>> BEGIN ITEMS
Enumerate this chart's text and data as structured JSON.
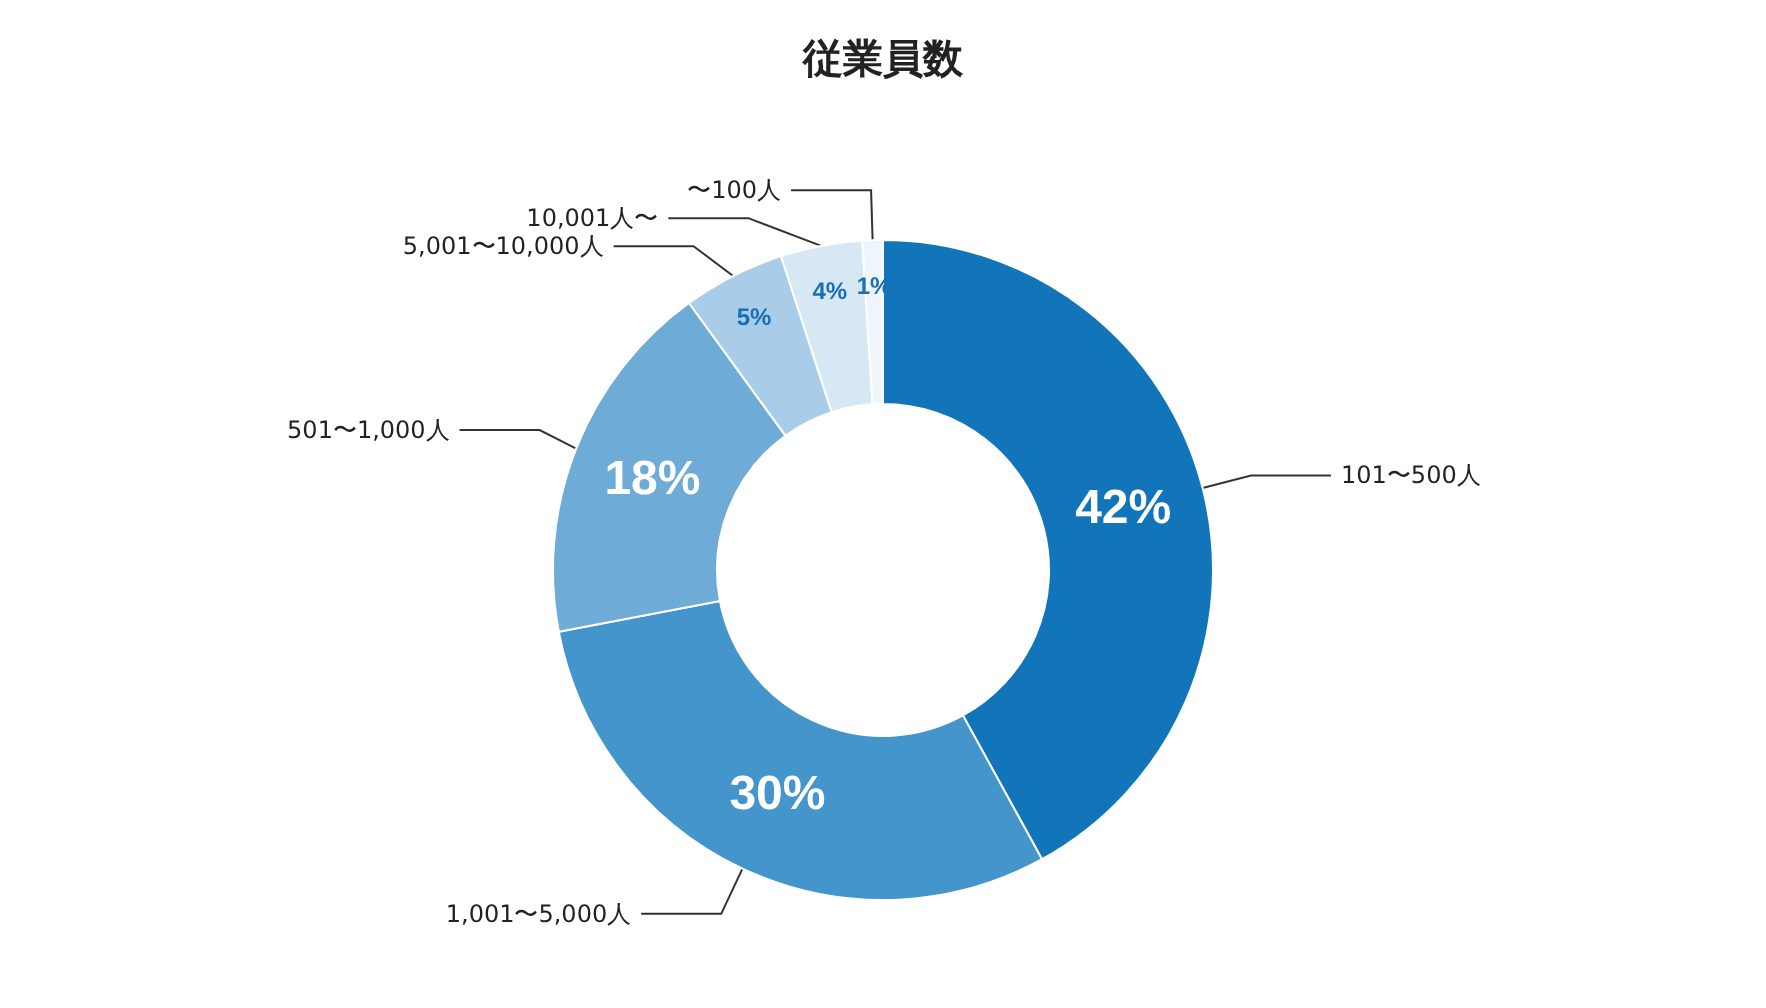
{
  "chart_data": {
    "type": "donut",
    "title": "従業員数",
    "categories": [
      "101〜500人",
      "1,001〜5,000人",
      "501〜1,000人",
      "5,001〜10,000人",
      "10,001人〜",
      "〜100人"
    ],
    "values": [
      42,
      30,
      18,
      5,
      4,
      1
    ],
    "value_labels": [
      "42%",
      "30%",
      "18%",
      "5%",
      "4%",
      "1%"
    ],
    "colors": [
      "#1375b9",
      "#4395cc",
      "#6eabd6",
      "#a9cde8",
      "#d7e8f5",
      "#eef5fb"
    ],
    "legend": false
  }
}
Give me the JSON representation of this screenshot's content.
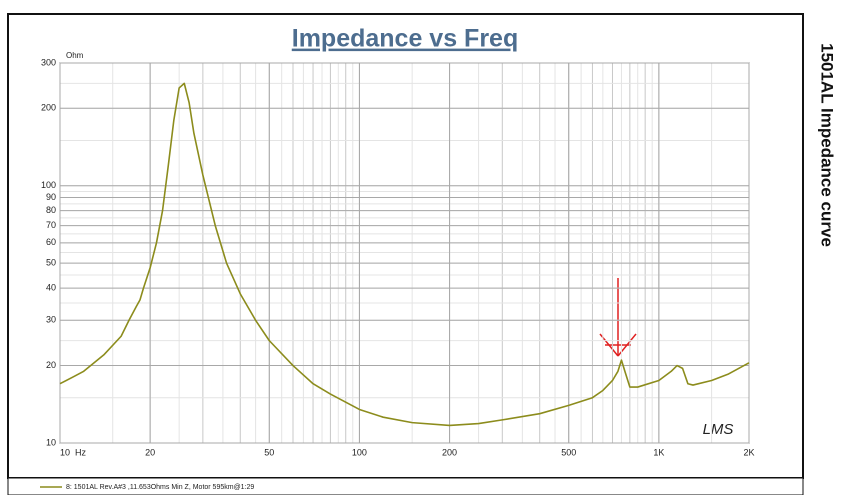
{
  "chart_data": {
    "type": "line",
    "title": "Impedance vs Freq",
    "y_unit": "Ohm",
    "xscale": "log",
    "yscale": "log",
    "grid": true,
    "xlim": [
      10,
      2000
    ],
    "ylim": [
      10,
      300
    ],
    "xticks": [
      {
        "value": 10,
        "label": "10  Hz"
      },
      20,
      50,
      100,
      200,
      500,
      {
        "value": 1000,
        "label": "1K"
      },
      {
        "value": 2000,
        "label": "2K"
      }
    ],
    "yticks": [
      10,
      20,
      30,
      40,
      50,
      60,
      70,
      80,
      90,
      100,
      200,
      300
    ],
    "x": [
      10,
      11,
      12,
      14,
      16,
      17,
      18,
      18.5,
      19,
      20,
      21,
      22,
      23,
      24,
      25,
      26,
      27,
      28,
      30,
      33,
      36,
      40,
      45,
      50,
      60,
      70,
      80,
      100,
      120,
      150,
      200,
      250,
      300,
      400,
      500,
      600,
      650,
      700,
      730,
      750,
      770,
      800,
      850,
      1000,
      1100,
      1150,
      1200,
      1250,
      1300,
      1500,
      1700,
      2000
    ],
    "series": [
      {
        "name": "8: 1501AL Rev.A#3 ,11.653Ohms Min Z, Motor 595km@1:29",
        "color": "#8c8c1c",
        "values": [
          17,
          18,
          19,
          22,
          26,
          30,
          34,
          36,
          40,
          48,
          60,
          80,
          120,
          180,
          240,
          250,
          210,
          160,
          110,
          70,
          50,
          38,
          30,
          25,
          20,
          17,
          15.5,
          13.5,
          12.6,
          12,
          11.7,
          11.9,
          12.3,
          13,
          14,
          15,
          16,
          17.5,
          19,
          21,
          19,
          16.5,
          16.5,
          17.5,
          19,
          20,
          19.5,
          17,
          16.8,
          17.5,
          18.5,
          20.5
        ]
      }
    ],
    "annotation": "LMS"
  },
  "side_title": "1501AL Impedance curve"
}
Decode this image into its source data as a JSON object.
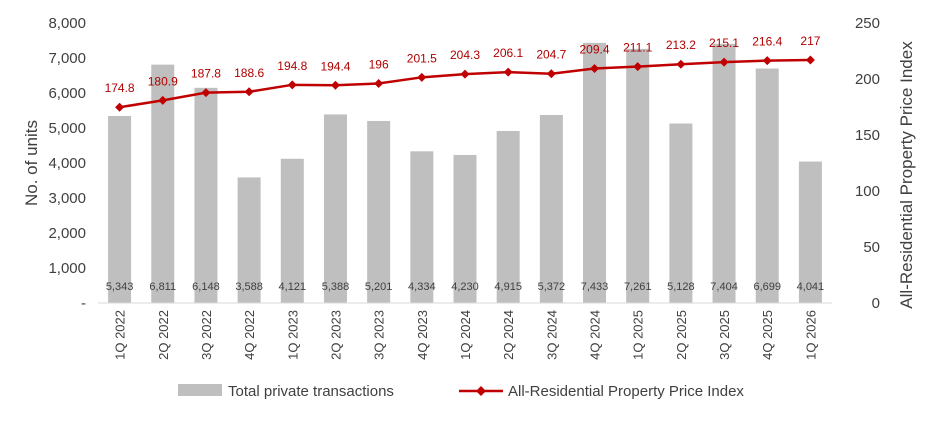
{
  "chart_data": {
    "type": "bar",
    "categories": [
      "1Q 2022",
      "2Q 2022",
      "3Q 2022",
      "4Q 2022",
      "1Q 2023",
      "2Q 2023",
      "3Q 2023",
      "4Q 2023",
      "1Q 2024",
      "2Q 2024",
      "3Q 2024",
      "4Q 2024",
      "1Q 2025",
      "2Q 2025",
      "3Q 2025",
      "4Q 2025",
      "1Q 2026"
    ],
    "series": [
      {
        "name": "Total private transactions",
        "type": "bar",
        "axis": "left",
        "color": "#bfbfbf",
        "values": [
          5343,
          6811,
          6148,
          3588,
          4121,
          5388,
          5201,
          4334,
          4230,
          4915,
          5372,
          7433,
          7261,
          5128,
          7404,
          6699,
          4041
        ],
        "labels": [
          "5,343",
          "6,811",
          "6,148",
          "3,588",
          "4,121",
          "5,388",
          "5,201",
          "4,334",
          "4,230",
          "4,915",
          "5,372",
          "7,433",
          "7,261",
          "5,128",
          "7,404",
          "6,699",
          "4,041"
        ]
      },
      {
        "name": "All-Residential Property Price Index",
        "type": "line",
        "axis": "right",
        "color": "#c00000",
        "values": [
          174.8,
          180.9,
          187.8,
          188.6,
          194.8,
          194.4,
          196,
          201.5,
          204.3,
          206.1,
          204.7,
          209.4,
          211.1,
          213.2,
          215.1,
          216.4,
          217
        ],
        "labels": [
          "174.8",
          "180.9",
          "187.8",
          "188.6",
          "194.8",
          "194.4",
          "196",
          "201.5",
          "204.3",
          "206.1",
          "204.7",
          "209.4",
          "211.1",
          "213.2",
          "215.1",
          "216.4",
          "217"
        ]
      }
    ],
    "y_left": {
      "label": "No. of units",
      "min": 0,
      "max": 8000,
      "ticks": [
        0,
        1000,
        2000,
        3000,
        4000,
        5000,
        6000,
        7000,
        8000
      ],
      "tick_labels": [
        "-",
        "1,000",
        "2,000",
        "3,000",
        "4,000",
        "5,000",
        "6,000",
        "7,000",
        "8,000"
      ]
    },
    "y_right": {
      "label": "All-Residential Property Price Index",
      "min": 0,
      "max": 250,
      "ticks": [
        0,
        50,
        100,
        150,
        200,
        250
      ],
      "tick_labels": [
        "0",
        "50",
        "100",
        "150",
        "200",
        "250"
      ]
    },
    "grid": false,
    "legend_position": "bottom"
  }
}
>> END ITEMS
WHAT IS EXPECTED: Your copy should match the entries exactly, minus the pictures.

TASK OUTPUT:
Enumerate this chart's text and data as structured JSON.
{
  "chart_data": {
    "type": "donut",
    "title": "従業員数",
    "categories": [
      "101〜500人",
      "1,001〜5,000人",
      "501〜1,000人",
      "5,001〜10,000人",
      "10,001人〜",
      "〜100人"
    ],
    "values": [
      42,
      30,
      18,
      5,
      4,
      1
    ],
    "value_labels": [
      "42%",
      "30%",
      "18%",
      "5%",
      "4%",
      "1%"
    ],
    "colors": [
      "#1375b9",
      "#4395cc",
      "#6eabd6",
      "#a9cde8",
      "#d7e8f5",
      "#eef5fb"
    ],
    "legend": false
  }
}
Give me the JSON representation of this screenshot's content.
{
  "chart_data": {
    "type": "line",
    "title": "Impedance vs Freq",
    "y_unit": "Ohm",
    "xscale": "log",
    "yscale": "log",
    "grid": true,
    "xlim": [
      10,
      2000
    ],
    "ylim": [
      10,
      300
    ],
    "xticks": [
      {
        "value": 10,
        "label": "10  Hz"
      },
      20,
      50,
      100,
      200,
      500,
      {
        "value": 1000,
        "label": "1K"
      },
      {
        "value": 2000,
        "label": "2K"
      }
    ],
    "yticks": [
      10,
      20,
      30,
      40,
      50,
      60,
      70,
      80,
      90,
      100,
      200,
      300
    ],
    "x": [
      10,
      11,
      12,
      14,
      16,
      17,
      18,
      18.5,
      19,
      20,
      21,
      22,
      23,
      24,
      25,
      26,
      27,
      28,
      30,
      33,
      36,
      40,
      45,
      50,
      60,
      70,
      80,
      100,
      120,
      150,
      200,
      250,
      300,
      400,
      500,
      600,
      650,
      700,
      730,
      750,
      770,
      800,
      850,
      1000,
      1100,
      1150,
      1200,
      1250,
      1300,
      1500,
      1700,
      2000
    ],
    "series": [
      {
        "name": "8: 1501AL Rev.A#3 ,11.653Ohms Min Z, Motor 595km@1:29",
        "color": "#8c8c1c",
        "values": [
          17,
          18,
          19,
          22,
          26,
          30,
          34,
          36,
          40,
          48,
          60,
          80,
          120,
          180,
          240,
          250,
          210,
          160,
          110,
          70,
          50,
          38,
          30,
          25,
          20,
          17,
          15.5,
          13.5,
          12.6,
          12,
          11.7,
          11.9,
          12.3,
          13,
          14,
          15,
          16,
          17.5,
          19,
          21,
          19,
          16.5,
          16.5,
          17.5,
          19,
          20,
          19.5,
          17,
          16.8,
          17.5,
          18.5,
          20.5
        ]
      }
    ],
    "annotation": "LMS"
  },
  "side_title": "1501AL Impedance curve"
}
Decode this image into its source data as a JSON object.
{
  "chart_data": {
    "type": "bar",
    "categories": [
      "1Q 2022",
      "2Q 2022",
      "3Q 2022",
      "4Q 2022",
      "1Q 2023",
      "2Q 2023",
      "3Q 2023",
      "4Q 2023",
      "1Q 2024",
      "2Q 2024",
      "3Q 2024",
      "4Q 2024",
      "1Q 2025",
      "2Q 2025",
      "3Q 2025",
      "4Q 2025",
      "1Q 2026"
    ],
    "series": [
      {
        "name": "Total private transactions",
        "type": "bar",
        "axis": "left",
        "color": "#bfbfbf",
        "values": [
          5343,
          6811,
          6148,
          3588,
          4121,
          5388,
          5201,
          4334,
          4230,
          4915,
          5372,
          7433,
          7261,
          5128,
          7404,
          6699,
          4041
        ],
        "labels": [
          "5,343",
          "6,811",
          "6,148",
          "3,588",
          "4,121",
          "5,388",
          "5,201",
          "4,334",
          "4,230",
          "4,915",
          "5,372",
          "7,433",
          "7,261",
          "5,128",
          "7,404",
          "6,699",
          "4,041"
        ]
      },
      {
        "name": "All-Residential Property Price Index",
        "type": "line",
        "axis": "right",
        "color": "#c00000",
        "values": [
          174.8,
          180.9,
          187.8,
          188.6,
          194.8,
          194.4,
          196,
          201.5,
          204.3,
          206.1,
          204.7,
          209.4,
          211.1,
          213.2,
          215.1,
          216.4,
          217
        ],
        "labels": [
          "174.8",
          "180.9",
          "187.8",
          "188.6",
          "194.8",
          "194.4",
          "196",
          "201.5",
          "204.3",
          "206.1",
          "204.7",
          "209.4",
          "211.1",
          "213.2",
          "215.1",
          "216.4",
          "217"
        ]
      }
    ],
    "y_left": {
      "label": "No. of units",
      "min": 0,
      "max": 8000,
      "ticks": [
        0,
        1000,
        2000,
        3000,
        4000,
        5000,
        6000,
        7000,
        8000
      ],
      "tick_labels": [
        "-",
        "1,000",
        "2,000",
        "3,000",
        "4,000",
        "5,000",
        "6,000",
        "7,000",
        "8,000"
      ]
    },
    "y_right": {
      "label": "All-Residential Property Price Index",
      "min": 0,
      "max": 250,
      "ticks": [
        0,
        50,
        100,
        150,
        200,
        250
      ],
      "tick_labels": [
        "0",
        "50",
        "100",
        "150",
        "200",
        "250"
      ]
    },
    "grid": false,
    "legend_position": "bottom"
  }
}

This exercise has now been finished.